Your objective: Your task is to print the material below exactly as presented.
######
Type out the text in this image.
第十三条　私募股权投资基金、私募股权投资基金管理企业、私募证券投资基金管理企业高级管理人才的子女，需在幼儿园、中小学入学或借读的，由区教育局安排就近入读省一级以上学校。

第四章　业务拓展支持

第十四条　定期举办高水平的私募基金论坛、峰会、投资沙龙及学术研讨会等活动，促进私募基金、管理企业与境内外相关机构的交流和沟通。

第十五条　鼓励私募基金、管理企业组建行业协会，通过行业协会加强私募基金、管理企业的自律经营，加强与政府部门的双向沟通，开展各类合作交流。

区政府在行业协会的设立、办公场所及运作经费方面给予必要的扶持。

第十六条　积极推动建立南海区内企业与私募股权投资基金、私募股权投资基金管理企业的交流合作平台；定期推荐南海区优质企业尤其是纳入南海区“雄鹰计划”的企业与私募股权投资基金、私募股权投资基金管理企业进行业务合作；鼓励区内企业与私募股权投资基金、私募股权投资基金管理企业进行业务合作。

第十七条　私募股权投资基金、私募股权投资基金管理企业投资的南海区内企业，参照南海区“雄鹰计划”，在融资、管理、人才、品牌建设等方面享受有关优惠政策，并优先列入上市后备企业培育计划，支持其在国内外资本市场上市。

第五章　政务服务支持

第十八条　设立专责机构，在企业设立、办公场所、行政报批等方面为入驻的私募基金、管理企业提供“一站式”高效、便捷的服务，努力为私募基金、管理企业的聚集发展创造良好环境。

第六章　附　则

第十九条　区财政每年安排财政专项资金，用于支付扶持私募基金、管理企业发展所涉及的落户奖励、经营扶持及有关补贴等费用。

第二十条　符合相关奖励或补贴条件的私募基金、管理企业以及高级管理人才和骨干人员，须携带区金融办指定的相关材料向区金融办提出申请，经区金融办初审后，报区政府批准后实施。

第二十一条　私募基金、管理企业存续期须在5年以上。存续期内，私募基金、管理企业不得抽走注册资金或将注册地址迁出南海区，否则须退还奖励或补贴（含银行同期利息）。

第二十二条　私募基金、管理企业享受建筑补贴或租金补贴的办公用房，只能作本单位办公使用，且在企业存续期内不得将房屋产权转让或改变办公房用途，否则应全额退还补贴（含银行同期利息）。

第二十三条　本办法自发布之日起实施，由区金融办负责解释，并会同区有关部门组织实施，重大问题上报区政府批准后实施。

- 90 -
######
Complete response:
Type out the text in this image.
第十三条　私募股权投资基金、私募股权投资基金管理企业、私募证券投资基金管理企业高级管理人才的子女，需在幼儿园、中小学入学或借读的，由区教育局安排就近入读省一级以上学校。

第四章　业务拓展支持

第十四条　定期举办高水平的私募基金论坛、峰会、投资沙龙及学术研讨会等活动，促进私募基金、管理企业与境内外相关机构的交流和沟通。

第十五条　鼓励私募基金、管理企业组建行业协会，通过行业协会加强私募基金、管理企业的自律经营，加强与政府部门的双向沟通，开展各类合作交流。

区政府在行业协会的设立、办公场所及运作经费方面给予必要的扶持。

第十六条　积极推动建立南海区内企业与私募股权投资基金、私募股权投资基金管理企业的交流合作平台；定期推荐南海区优质企业尤其是纳入南海区“雄鹰计划”的企业与私募股权投资基金、私募股权投资基金管理企业进行业务合作；鼓励区内企业与私募股权投资基金、私募股权投资基金管理企业进行业务合作。

第十七条　私募股权投资基金、私募股权投资基金管理企业投资的南海区内企业，参照南海区“雄鹰计划”，在融资、管理、人才、品牌建设等方面享受有关优惠政策，并优先列入上市后备企业培育计划，支持其在国内外资本市场上市。

第五章　政务服务支持

第十八条　设立专责机构，在企业设立、办公场所、行政报批等方面为入驻的私募基金、管理企业提供“一站式”高效、便捷的服务，努力为私募基金、管理企业的聚集发展创造良好环境。

第六章　附　则

第十九条　区财政每年安排财政专项资金，用于支付扶持私募基金、管理企业发展所涉及的落户奖励、经营扶持及有关补贴等费用。

第二十条　符合相关奖励或补贴条件的私募基金、管理企业以及高级管理人才和骨干人员，须携带区金融办指定的相关材料向区金融办提出申请，经区金融办初审后，报区政府批准后实施。

第二十一条　私募基金、管理企业存续期须在5年以上。存续期内，私募基金、管理企业不得抽走注册资金或将注册地址迁出南海区，否则须退还奖励或补贴（含银行同期利息）。

第二十二条　私募基金、管理企业享受建筑补贴或租金补贴的办公用房，只能作本单位办公使用，且在企业存续期内不得将房屋产权转让或改变办公房用途，否则应全额退还补贴（含银行同期利息）。

第二十三条　本办法自发布之日起实施，由区金融办负责解释，并会同区有关部门组织实施，重大问题上报区政府批准后实施。

- 90 -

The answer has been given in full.